[Task description]
Each entry that follows must be output without any deviation.

[Input records]
..........

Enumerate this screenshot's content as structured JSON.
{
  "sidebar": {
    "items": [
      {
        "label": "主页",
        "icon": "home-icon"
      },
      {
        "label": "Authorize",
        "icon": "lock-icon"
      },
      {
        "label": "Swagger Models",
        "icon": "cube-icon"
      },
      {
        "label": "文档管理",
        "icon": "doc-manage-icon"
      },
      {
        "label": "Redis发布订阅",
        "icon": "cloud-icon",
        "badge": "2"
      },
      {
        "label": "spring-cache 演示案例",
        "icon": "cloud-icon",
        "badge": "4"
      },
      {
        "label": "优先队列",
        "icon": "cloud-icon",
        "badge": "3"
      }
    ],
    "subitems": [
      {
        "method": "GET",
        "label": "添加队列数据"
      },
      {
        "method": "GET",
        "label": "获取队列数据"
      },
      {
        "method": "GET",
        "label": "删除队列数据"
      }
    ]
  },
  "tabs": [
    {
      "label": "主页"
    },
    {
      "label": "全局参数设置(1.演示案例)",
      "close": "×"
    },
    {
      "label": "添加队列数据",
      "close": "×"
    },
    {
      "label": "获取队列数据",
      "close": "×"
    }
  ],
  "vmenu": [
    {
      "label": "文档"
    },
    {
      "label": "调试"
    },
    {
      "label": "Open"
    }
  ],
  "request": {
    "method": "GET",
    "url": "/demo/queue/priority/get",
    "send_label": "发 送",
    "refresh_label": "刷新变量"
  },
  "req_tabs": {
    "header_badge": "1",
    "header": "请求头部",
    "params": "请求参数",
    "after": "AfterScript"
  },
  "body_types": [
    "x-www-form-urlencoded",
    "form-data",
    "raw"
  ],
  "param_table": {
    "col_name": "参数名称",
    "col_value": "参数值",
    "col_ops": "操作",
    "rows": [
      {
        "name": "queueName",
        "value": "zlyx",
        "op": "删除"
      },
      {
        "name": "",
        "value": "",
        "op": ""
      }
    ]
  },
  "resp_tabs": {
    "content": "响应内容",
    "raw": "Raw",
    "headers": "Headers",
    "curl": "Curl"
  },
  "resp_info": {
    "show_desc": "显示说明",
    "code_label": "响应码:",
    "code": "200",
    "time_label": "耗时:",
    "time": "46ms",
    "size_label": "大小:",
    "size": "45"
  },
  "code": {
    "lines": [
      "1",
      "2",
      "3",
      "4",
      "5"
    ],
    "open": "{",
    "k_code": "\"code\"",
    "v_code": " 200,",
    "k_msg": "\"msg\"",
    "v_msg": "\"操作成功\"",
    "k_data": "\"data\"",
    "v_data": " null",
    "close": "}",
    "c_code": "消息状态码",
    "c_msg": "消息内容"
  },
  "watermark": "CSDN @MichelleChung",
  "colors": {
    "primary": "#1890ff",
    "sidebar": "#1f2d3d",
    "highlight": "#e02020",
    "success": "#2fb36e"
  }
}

..........

[Task response]
Enumerate this screenshot's content as structured JSON.
{
  "sidebar": {
    "items": [
      {
        "label": "主页",
        "icon": "home-icon"
      },
      {
        "label": "Authorize",
        "icon": "lock-icon"
      },
      {
        "label": "Swagger Models",
        "icon": "cube-icon"
      },
      {
        "label": "文档管理",
        "icon": "doc-manage-icon"
      },
      {
        "label": "Redis发布订阅",
        "icon": "cloud-icon",
        "badge": "2"
      },
      {
        "label": "spring-cache 演示案例",
        "icon": "cloud-icon",
        "badge": "4"
      },
      {
        "label": "优先队列",
        "icon": "cloud-icon",
        "badge": "3"
      }
    ],
    "subitems": [
      {
        "method": "GET",
        "label": "添加队列数据"
      },
      {
        "method": "GET",
        "label": "获取队列数据"
      },
      {
        "method": "GET",
        "label": "删除队列数据"
      }
    ]
  },
  "tabs": [
    {
      "label": "主页"
    },
    {
      "label": "全局参数设置(1.演示案例)",
      "close": "×"
    },
    {
      "label": "添加队列数据",
      "close": "×"
    },
    {
      "label": "获取队列数据",
      "close": "×"
    }
  ],
  "vmenu": [
    {
      "label": "文档"
    },
    {
      "label": "调试"
    },
    {
      "label": "Open"
    }
  ],
  "request": {
    "method": "GET",
    "url": "/demo/queue/priority/get",
    "send_label": "发 送",
    "refresh_label": "刷新变量"
  },
  "req_tabs": {
    "header_badge": "1",
    "header": "请求头部",
    "params": "请求参数",
    "after": "AfterScript"
  },
  "body_types": [
    "x-www-form-urlencoded",
    "form-data",
    "raw"
  ],
  "param_table": {
    "col_name": "参数名称",
    "col_value": "参数值",
    "col_ops": "操作",
    "rows": [
      {
        "name": "queueName",
        "value": "zlyx",
        "op": "删除"
      },
      {
        "name": "",
        "value": "",
        "op": ""
      }
    ]
  },
  "resp_tabs": {
    "content": "响应内容",
    "raw": "Raw",
    "headers": "Headers",
    "curl": "Curl"
  },
  "resp_info": {
    "show_desc": "显示说明",
    "code_label": "响应码:",
    "code": "200",
    "time_label": "耗时:",
    "time": "46ms",
    "size_label": "大小:",
    "size": "45"
  },
  "code": {
    "lines": [
      "1",
      "2",
      "3",
      "4",
      "5"
    ],
    "open": "{",
    "k_code": "\"code\"",
    "v_code": " 200,",
    "k_msg": "\"msg\"",
    "v_msg": "\"操作成功\"",
    "k_data": "\"data\"",
    "v_data": " null",
    "close": "}",
    "c_code": "消息状态码",
    "c_msg": "消息内容"
  },
  "watermark": "CSDN @MichelleChung",
  "colors": {
    "primary": "#1890ff",
    "sidebar": "#1f2d3d",
    "highlight": "#e02020",
    "success": "#2fb36e"
  }
}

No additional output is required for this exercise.